*Aim*: Extract each line of the data and write it out again exactly.

*Input*:
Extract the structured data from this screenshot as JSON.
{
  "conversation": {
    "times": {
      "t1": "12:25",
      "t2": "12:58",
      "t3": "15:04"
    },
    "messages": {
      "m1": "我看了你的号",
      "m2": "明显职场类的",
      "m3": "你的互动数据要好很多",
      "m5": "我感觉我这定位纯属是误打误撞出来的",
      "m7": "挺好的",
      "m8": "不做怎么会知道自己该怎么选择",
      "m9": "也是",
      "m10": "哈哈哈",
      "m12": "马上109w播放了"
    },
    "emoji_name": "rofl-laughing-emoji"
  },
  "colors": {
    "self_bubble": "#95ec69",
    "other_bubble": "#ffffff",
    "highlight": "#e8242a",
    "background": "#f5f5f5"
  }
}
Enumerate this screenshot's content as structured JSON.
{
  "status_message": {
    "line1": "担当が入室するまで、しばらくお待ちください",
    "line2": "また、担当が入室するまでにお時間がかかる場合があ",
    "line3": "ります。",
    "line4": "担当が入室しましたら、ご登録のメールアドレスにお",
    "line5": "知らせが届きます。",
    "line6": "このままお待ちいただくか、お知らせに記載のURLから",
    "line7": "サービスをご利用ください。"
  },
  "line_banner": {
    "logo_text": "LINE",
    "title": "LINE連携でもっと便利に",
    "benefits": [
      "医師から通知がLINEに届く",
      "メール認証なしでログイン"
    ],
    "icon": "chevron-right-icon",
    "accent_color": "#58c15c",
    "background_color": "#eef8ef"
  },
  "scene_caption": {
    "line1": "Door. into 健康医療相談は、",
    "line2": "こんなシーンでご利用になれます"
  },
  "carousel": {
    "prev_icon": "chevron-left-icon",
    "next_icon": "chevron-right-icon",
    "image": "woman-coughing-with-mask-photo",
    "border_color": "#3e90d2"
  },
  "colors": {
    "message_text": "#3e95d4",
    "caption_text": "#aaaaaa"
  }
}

*Task result*:
Extract the structured data from this screenshot as JSON.
{
  "conversation": {
    "times": {
      "t1": "12:25",
      "t2": "12:58",
      "t3": "15:04"
    },
    "messages": {
      "m1": "我看了你的号",
      "m2": "明显职场类的",
      "m3": "你的互动数据要好很多",
      "m5": "我感觉我这定位纯属是误打误撞出来的",
      "m7": "挺好的",
      "m8": "不做怎么会知道自己该怎么选择",
      "m9": "也是",
      "m10": "哈哈哈",
      "m12": "马上109w播放了"
    },
    "emoji_name": "rofl-laughing-emoji"
  },
  "colors": {
    "self_bubble": "#95ec69",
    "other_bubble": "#ffffff",
    "highlight": "#e8242a",
    "background": "#f5f5f5"
  }
}
Enumerate this screenshot's content as structured JSON.
{
  "status_message": {
    "line1": "担当が入室するまで、しばらくお待ちください",
    "line2": "また、担当が入室するまでにお時間がかかる場合があ",
    "line3": "ります。",
    "line4": "担当が入室しましたら、ご登録のメールアドレスにお",
    "line5": "知らせが届きます。",
    "line6": "このままお待ちいただくか、お知らせに記載のURLから",
    "line7": "サービスをご利用ください。"
  },
  "line_banner": {
    "logo_text": "LINE",
    "title": "LINE連携でもっと便利に",
    "benefits": [
      "医師から通知がLINEに届く",
      "メール認証なしでログイン"
    ],
    "icon": "chevron-right-icon",
    "accent_color": "#58c15c",
    "background_color": "#eef8ef"
  },
  "scene_caption": {
    "line1": "Door. into 健康医療相談は、",
    "line2": "こんなシーンでご利用になれます"
  },
  "carousel": {
    "prev_icon": "chevron-left-icon",
    "next_icon": "chevron-right-icon",
    "image": "woman-coughing-with-mask-photo",
    "border_color": "#3e90d2"
  },
  "colors": {
    "message_text": "#3e95d4",
    "caption_text": "#aaaaaa"
  }
}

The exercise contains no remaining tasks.